● AIM: Write out the material again exactly, please, and omit the pictures.

**********

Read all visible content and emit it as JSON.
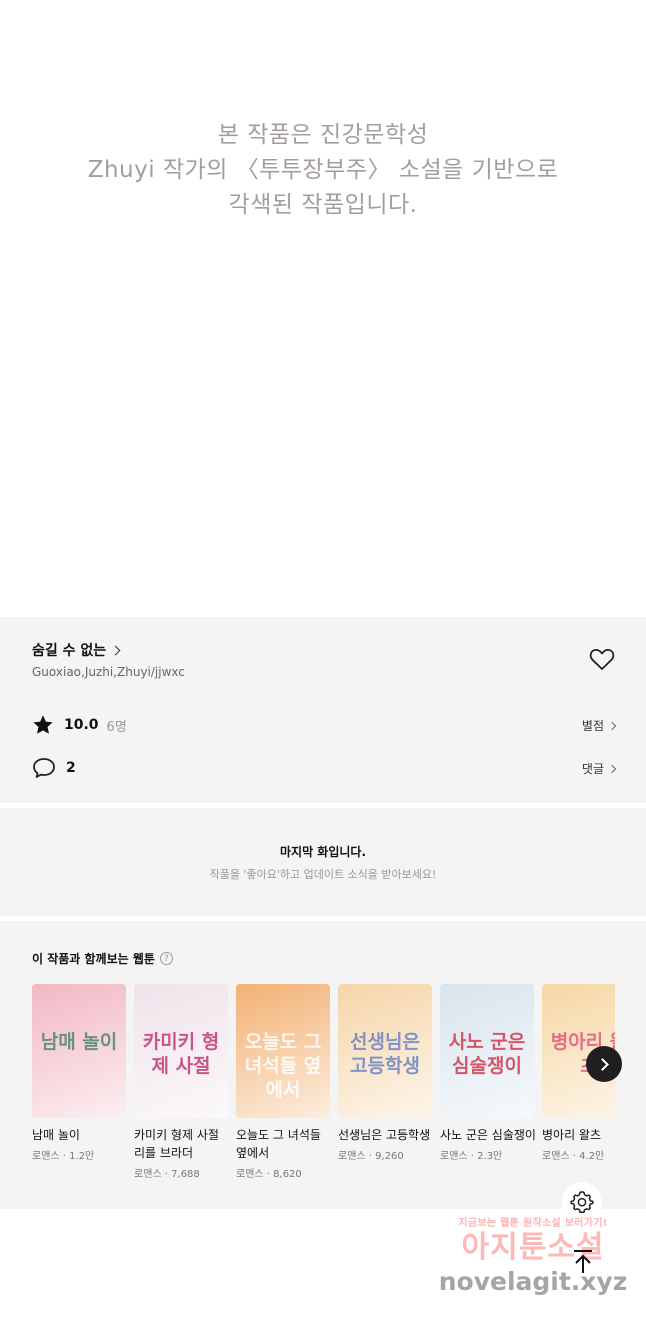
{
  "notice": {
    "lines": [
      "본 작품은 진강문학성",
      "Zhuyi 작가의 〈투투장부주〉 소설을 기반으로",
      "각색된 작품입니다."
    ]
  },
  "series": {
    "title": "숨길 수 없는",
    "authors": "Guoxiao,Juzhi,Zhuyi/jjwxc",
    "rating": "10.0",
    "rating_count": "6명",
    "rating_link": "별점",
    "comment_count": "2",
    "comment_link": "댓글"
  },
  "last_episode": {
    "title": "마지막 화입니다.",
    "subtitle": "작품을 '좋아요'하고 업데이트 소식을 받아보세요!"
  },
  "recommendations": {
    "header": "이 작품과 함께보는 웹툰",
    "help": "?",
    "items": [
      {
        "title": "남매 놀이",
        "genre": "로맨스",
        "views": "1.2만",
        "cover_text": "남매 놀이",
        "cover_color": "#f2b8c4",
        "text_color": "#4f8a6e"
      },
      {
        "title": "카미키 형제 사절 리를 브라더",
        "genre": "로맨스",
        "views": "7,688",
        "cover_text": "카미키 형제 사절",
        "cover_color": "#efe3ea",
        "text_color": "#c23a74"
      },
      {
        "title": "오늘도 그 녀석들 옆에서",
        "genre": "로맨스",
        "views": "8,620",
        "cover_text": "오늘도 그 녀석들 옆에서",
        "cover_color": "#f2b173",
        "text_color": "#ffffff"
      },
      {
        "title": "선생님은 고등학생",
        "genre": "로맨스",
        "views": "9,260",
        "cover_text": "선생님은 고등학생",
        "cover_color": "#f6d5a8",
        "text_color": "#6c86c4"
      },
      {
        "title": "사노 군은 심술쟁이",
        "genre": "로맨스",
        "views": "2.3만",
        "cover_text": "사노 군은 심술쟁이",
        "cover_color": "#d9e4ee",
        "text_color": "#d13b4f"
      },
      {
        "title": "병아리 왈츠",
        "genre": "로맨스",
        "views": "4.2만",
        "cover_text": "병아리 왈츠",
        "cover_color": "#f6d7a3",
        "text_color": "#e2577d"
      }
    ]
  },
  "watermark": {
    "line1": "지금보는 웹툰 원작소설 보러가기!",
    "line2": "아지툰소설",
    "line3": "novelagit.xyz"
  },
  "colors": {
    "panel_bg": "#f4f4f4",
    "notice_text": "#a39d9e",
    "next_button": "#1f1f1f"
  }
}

**********

● PROBLEM SOLUTION:
Read all visible content and emit it as JSON.
{
  "notice": {
    "lines": [
      "본 작품은 진강문학성",
      "Zhuyi 작가의 〈투투장부주〉 소설을 기반으로",
      "각색된 작품입니다."
    ]
  },
  "series": {
    "title": "숨길 수 없는",
    "authors": "Guoxiao,Juzhi,Zhuyi/jjwxc",
    "rating": "10.0",
    "rating_count": "6명",
    "rating_link": "별점",
    "comment_count": "2",
    "comment_link": "댓글"
  },
  "last_episode": {
    "title": "마지막 화입니다.",
    "subtitle": "작품을 '좋아요'하고 업데이트 소식을 받아보세요!"
  },
  "recommendations": {
    "header": "이 작품과 함께보는 웹툰",
    "help": "?",
    "items": [
      {
        "title": "남매 놀이",
        "genre": "로맨스",
        "views": "1.2만",
        "cover_text": "남매 놀이",
        "cover_color": "#f2b8c4",
        "text_color": "#4f8a6e"
      },
      {
        "title": "카미키 형제 사절 리를 브라더",
        "genre": "로맨스",
        "views": "7,688",
        "cover_text": "카미키 형제 사절",
        "cover_color": "#efe3ea",
        "text_color": "#c23a74"
      },
      {
        "title": "오늘도 그 녀석들 옆에서",
        "genre": "로맨스",
        "views": "8,620",
        "cover_text": "오늘도 그 녀석들 옆에서",
        "cover_color": "#f2b173",
        "text_color": "#ffffff"
      },
      {
        "title": "선생님은 고등학생",
        "genre": "로맨스",
        "views": "9,260",
        "cover_text": "선생님은 고등학생",
        "cover_color": "#f6d5a8",
        "text_color": "#6c86c4"
      },
      {
        "title": "사노 군은 심술쟁이",
        "genre": "로맨스",
        "views": "2.3만",
        "cover_text": "사노 군은 심술쟁이",
        "cover_color": "#d9e4ee",
        "text_color": "#d13b4f"
      },
      {
        "title": "병아리 왈츠",
        "genre": "로맨스",
        "views": "4.2만",
        "cover_text": "병아리 왈츠",
        "cover_color": "#f6d7a3",
        "text_color": "#e2577d"
      }
    ]
  },
  "watermark": {
    "line1": "지금보는 웹툰 원작소설 보러가기!",
    "line2": "아지툰소설",
    "line3": "novelagit.xyz"
  },
  "colors": {
    "panel_bg": "#f4f4f4",
    "notice_text": "#a39d9e",
    "next_button": "#1f1f1f"
  }
}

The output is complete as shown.